- _TASK GOAL_
Return the whole listing exactly as it stands.
* start DATA SHOWN *
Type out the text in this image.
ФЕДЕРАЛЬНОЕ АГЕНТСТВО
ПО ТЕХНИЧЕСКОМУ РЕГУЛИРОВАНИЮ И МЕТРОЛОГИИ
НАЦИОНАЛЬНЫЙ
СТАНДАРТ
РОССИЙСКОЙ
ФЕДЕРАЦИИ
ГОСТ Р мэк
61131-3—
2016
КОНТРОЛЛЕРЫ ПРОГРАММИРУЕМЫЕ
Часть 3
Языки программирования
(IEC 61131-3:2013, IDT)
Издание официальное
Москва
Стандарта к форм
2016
* end DATA SHOWN *
- _RESPONSE TO THIS EXERCISE_
Type out the text in this image.
ФЕДЕРАЛЬНОЕ АГЕНТСТВО
ПО ТЕХНИЧЕСКОМУ РЕГУЛИРОВАНИЮ И МЕТРОЛОГИИ
НАЦИОНАЛЬНЫЙ
СТАНДАРТ
РОССИЙСКОЙ
ФЕДЕРАЦИИ
ГОСТ Р мэк
61131-3—
2016
КОНТРОЛЛЕРЫ ПРОГРАММИРУЕМЫЕ
Часть 3
Языки программирования
(IEC 61131-3:2013, IDT)
Издание официальное
Москва
Стандарта к форм
2016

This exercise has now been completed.